(YOUR GOAL)
Where a line contains the word "peut", copy that line in full.

____ ENTRIES

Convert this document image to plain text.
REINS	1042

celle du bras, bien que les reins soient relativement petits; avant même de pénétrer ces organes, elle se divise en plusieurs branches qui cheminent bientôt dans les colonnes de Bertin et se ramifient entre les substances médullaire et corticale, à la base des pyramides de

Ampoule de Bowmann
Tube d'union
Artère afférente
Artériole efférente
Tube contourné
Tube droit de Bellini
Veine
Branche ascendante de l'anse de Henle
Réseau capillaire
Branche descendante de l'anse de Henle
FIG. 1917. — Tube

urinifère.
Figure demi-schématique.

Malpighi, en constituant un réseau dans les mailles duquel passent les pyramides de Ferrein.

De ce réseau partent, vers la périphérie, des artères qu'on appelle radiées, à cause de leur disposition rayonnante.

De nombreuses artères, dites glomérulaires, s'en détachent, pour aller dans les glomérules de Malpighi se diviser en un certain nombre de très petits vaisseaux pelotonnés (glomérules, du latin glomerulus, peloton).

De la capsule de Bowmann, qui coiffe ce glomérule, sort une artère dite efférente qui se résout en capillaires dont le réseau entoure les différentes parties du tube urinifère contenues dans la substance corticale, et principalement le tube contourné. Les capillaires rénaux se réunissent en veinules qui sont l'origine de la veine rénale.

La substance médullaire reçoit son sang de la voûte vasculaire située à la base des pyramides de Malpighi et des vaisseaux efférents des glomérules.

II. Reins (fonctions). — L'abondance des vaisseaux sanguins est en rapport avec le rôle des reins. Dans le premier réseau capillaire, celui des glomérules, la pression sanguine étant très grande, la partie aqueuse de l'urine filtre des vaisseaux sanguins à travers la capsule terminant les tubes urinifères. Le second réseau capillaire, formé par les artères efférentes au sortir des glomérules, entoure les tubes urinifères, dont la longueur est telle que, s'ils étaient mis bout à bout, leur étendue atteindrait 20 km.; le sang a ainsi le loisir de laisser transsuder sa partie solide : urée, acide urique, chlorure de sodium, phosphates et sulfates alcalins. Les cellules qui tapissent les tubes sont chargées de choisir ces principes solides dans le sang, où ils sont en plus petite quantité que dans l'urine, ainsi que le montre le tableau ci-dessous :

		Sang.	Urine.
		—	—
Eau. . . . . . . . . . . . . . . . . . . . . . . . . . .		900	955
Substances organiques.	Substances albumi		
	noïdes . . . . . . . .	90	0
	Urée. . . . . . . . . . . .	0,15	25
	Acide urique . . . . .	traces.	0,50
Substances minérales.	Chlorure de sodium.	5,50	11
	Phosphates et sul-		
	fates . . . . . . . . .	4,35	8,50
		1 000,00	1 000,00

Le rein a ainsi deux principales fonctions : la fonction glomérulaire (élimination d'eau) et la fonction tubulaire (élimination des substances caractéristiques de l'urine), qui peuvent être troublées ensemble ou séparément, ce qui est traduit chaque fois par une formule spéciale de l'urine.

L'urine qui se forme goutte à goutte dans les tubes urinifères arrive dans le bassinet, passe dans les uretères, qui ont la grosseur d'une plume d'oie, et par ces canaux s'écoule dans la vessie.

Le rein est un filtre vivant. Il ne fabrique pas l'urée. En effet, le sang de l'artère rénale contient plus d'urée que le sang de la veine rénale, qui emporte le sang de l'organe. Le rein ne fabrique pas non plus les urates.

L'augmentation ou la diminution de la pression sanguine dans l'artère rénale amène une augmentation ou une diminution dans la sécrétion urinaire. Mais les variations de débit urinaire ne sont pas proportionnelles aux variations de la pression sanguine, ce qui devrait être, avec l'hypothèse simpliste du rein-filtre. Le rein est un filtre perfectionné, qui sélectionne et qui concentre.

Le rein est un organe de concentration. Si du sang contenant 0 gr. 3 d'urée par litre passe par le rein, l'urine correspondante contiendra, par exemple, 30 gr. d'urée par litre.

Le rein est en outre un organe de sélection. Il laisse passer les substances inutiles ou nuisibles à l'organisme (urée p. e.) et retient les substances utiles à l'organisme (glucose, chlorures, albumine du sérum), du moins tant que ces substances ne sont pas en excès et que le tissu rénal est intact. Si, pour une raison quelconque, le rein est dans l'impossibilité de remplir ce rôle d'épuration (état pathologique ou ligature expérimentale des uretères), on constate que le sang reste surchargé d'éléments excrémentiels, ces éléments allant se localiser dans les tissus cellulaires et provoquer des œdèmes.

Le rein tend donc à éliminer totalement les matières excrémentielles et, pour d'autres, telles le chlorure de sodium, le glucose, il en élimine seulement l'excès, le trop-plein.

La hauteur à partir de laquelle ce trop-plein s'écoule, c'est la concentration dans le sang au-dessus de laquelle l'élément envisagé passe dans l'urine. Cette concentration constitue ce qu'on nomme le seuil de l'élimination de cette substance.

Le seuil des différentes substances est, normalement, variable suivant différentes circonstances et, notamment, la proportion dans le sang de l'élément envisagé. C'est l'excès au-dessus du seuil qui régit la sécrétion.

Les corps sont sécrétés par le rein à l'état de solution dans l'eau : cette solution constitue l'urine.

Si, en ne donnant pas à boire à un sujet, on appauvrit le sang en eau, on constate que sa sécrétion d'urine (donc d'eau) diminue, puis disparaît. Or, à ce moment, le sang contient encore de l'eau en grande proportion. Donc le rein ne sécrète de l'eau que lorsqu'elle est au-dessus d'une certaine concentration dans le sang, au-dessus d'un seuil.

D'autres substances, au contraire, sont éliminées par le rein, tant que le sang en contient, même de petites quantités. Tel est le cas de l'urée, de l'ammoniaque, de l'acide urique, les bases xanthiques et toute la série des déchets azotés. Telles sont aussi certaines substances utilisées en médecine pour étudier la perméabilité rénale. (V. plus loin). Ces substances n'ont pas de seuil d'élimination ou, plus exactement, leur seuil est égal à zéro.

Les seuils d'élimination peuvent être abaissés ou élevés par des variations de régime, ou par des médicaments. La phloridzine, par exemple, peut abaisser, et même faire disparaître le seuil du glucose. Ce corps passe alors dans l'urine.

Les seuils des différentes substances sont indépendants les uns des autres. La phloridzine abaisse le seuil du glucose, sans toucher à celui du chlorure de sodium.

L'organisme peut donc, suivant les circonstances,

________

(THE RESULT)
Les seuils d'élimination peuvent être abaissés ou élevés par des variations de régime, ou par des médicaments. La phloridzine, par exemple, peut abaisser, et même faire disparaître le seuil du glucose. Ce corps passe alors dans l'urine.
L'organisme peut donc, suivant les circonstances,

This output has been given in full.